## BEGIN

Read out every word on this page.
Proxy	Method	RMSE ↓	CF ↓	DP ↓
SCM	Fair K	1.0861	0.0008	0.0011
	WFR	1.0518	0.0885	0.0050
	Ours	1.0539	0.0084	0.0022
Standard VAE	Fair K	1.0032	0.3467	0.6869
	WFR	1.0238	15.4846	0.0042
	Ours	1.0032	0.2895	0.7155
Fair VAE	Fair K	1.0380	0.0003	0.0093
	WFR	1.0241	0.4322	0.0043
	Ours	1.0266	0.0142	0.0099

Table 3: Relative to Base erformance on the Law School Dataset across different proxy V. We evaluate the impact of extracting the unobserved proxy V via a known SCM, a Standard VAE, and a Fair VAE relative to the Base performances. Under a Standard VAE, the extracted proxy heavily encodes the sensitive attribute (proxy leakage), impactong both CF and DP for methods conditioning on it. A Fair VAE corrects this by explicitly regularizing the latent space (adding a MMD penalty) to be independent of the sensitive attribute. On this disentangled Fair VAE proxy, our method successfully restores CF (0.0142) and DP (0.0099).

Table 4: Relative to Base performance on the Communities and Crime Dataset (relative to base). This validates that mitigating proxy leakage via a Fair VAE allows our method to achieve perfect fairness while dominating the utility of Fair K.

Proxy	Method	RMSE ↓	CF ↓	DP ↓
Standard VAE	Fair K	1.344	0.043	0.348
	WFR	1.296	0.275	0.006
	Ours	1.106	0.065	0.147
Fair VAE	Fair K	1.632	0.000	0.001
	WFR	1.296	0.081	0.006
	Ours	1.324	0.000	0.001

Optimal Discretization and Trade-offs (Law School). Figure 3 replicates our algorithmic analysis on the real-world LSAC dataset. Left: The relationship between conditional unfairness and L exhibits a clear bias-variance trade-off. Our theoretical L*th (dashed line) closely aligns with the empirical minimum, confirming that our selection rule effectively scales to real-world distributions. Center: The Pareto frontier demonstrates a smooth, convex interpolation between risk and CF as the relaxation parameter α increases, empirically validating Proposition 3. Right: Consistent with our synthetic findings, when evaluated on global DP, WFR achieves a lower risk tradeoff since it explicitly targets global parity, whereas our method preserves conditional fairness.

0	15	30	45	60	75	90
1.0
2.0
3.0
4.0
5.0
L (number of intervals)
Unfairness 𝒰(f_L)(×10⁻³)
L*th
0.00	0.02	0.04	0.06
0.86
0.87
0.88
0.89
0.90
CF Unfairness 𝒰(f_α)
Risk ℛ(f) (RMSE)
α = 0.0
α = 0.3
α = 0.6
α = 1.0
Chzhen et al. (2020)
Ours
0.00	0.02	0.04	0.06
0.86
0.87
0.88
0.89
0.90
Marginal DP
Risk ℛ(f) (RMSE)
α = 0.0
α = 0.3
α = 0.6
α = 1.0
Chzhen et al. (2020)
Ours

## END

THE REQUEST: From the records above, extract every entry exactly as given.

FINAL RESULT:
Read out every word on this page.
Proxy	Method	RMSE ↓	CF ↓	DP ↓
SCM	Fair K	1.0861	0.0008	0.0011
	WFR	1.0518	0.0885	0.0050
	Ours	1.0539	0.0084	0.0022
Standard VAE	Fair K	1.0032	0.3467	0.6869
	WFR	1.0238	15.4846	0.0042
	Ours	1.0032	0.2895	0.7155
Fair VAE	Fair K	1.0380	0.0003	0.0093
	WFR	1.0241	0.4322	0.0043
	Ours	1.0266	0.0142	0.0099

Table 3: Relative to Base erformance on the Law School Dataset across different proxy V. We evaluate the impact of extracting the unobserved proxy V via a known SCM, a Standard VAE, and a Fair VAE relative to the Base performances. Under a Standard VAE, the extracted proxy heavily encodes the sensitive attribute (proxy leakage), impactong both CF and DP for methods conditioning on it. A Fair VAE corrects this by explicitly regularizing the latent space (adding a MMD penalty) to be independent of the sensitive attribute. On this disentangled Fair VAE proxy, our method successfully restores CF (0.0142) and DP (0.0099).

Table 4: Relative to Base performance on the Communities and Crime Dataset (relative to base). This validates that mitigating proxy leakage via a Fair VAE allows our method to achieve perfect fairness while dominating the utility of Fair K.

Proxy	Method	RMSE ↓	CF ↓	DP ↓
Standard VAE	Fair K	1.344	0.043	0.348
	WFR	1.296	0.275	0.006
	Ours	1.106	0.065	0.147
Fair VAE	Fair K	1.632	0.000	0.001
	WFR	1.296	0.081	0.006
	Ours	1.324	0.000	0.001

Optimal Discretization and Trade-offs (Law School). Figure 3 replicates our algorithmic analysis on the real-world LSAC dataset. Left: The relationship between conditional unfairness and L exhibits a clear bias-variance trade-off. Our theoretical L*th (dashed line) closely aligns with the empirical minimum, confirming that our selection rule effectively scales to real-world distributions. Center: The Pareto frontier demonstrates a smooth, convex interpolation between risk and CF as the relaxation parameter α increases, empirically validating Proposition 3. Right: Consistent with our synthetic findings, when evaluated on global DP, WFR achieves a lower risk tradeoff since it explicitly targets global parity, whereas our method preserves conditional fairness.

0	15	30	45	60	75	90
1.0
2.0
3.0
4.0
5.0
L (number of intervals)
Unfairness 𝒰(f_L)(×10⁻³)
L*th
0.00	0.02	0.04	0.06
0.86
0.87
0.88
0.89
0.90
CF Unfairness 𝒰(f_α)
Risk ℛ(f) (RMSE)
α = 0.0
α = 0.3
α = 0.6
α = 1.0
Chzhen et al. (2020)
Ours
0.00	0.02	0.04	0.06
0.86
0.87
0.88
0.89
0.90
Marginal DP
Risk ℛ(f) (RMSE)
α = 0.0
α = 0.3
α = 0.6
α = 1.0
Chzhen et al. (2020)
Ours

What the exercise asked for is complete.